Entries taken from a collection
-*-*-
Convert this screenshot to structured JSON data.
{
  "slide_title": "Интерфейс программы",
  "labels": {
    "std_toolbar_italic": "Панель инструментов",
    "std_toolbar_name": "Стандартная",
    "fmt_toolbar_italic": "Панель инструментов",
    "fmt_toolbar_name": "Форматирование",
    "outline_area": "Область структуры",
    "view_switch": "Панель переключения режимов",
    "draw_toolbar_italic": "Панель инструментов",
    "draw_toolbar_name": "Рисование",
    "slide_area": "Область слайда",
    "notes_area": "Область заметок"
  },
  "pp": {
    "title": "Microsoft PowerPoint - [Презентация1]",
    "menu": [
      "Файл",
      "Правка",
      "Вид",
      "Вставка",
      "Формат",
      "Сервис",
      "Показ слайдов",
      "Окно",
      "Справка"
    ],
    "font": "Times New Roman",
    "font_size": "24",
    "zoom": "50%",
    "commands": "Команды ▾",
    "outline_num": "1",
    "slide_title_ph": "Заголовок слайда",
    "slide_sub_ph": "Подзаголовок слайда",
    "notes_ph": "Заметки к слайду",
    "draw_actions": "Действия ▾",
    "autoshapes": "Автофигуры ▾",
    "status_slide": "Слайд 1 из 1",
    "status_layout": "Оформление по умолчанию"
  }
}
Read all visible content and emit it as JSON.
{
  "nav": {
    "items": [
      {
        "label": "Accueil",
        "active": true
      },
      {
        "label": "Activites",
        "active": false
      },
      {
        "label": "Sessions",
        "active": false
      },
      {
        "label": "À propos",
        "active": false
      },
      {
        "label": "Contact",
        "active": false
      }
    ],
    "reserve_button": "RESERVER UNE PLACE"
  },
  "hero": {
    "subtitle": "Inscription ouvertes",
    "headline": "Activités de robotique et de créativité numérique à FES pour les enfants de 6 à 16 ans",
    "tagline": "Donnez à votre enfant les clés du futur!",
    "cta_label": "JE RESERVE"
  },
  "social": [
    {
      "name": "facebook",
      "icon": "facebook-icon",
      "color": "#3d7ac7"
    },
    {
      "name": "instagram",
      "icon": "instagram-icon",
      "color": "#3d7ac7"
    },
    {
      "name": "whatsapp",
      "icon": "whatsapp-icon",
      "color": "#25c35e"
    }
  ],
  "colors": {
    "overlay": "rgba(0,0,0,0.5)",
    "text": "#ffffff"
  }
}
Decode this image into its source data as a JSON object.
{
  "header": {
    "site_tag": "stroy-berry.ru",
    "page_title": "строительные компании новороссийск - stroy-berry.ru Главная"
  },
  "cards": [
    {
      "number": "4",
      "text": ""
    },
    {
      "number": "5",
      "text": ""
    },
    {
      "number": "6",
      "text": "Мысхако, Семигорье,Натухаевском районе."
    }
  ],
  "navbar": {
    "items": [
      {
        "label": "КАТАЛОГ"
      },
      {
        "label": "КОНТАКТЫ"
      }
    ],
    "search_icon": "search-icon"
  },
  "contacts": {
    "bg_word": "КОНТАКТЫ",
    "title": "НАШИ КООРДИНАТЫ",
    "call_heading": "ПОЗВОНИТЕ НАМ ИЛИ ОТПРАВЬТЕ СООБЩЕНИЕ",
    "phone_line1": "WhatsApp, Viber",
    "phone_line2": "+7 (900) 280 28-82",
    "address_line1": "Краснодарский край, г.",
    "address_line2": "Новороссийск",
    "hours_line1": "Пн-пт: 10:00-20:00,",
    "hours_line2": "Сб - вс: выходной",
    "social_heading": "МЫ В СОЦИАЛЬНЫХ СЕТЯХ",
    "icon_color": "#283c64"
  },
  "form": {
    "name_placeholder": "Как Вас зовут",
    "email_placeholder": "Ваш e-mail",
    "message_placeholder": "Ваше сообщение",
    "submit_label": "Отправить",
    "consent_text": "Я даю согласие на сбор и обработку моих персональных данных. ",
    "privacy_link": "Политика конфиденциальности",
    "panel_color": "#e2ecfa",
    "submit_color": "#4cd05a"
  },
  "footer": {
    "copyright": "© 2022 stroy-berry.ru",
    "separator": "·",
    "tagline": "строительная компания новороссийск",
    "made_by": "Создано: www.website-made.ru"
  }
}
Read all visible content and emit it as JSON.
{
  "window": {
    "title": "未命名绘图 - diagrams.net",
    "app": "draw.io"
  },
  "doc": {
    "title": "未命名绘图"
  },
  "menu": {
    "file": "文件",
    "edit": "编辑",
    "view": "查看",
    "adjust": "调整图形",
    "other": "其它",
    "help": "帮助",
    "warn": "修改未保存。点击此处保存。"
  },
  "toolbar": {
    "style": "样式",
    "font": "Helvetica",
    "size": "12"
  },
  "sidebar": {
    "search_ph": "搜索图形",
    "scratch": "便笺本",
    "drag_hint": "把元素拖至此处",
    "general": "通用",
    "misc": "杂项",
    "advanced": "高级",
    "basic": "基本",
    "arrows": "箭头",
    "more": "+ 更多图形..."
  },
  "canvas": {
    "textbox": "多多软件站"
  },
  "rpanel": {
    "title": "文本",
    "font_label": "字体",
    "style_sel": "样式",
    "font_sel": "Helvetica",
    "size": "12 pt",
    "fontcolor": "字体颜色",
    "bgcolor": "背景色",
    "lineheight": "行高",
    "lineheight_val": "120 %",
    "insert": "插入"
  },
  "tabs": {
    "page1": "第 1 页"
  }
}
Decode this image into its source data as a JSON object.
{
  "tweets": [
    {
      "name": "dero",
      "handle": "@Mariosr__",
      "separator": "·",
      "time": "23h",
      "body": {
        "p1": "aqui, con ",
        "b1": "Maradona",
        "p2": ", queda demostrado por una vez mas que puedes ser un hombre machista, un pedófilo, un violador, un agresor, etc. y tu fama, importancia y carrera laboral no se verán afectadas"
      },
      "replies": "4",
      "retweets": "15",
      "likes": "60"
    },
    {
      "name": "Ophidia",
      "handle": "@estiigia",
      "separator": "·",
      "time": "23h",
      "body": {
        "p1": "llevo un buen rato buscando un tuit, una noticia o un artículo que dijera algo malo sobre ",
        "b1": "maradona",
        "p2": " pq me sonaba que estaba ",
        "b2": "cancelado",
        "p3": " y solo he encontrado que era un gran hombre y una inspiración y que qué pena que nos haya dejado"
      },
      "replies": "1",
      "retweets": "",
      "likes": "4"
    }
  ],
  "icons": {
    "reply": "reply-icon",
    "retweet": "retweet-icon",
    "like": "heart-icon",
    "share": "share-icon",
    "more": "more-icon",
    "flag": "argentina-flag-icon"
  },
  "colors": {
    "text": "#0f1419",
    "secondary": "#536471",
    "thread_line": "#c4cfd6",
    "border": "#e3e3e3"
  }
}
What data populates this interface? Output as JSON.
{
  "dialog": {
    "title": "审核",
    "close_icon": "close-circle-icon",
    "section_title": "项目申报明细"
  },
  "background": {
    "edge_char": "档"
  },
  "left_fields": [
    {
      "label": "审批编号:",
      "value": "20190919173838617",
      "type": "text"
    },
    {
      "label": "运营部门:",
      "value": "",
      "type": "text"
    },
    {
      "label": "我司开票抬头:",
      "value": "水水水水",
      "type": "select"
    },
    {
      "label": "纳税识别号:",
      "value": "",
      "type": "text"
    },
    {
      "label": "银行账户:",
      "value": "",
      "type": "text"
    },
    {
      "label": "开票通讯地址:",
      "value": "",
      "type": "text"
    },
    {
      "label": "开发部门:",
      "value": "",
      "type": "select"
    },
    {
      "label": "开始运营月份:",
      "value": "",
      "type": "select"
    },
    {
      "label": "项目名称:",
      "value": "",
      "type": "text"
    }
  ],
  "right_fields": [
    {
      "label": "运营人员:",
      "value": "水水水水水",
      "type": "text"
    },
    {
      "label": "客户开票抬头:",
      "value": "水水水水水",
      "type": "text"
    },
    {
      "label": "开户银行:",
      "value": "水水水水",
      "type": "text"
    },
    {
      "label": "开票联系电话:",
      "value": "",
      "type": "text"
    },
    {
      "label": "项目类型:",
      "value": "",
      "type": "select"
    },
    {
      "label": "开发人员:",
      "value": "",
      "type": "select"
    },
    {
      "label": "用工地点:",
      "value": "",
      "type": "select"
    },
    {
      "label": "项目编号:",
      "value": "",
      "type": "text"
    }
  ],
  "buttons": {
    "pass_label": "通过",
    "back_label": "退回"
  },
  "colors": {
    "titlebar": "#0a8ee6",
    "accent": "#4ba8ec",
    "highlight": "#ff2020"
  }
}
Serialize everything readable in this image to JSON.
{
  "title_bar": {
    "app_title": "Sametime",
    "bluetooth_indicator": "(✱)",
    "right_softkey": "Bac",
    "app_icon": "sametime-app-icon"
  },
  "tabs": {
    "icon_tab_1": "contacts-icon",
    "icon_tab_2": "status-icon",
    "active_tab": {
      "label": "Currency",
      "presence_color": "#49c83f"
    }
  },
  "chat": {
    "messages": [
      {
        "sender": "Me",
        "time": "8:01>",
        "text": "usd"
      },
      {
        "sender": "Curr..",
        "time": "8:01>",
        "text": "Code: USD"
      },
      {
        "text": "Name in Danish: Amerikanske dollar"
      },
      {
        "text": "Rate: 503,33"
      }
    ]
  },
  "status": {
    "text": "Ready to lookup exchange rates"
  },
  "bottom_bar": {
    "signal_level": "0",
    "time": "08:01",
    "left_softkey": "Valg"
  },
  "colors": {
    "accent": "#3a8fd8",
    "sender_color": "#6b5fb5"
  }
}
-*-*-
Find how many lines include the string "JSON" and report that number alone.

▸ **Task response**: 7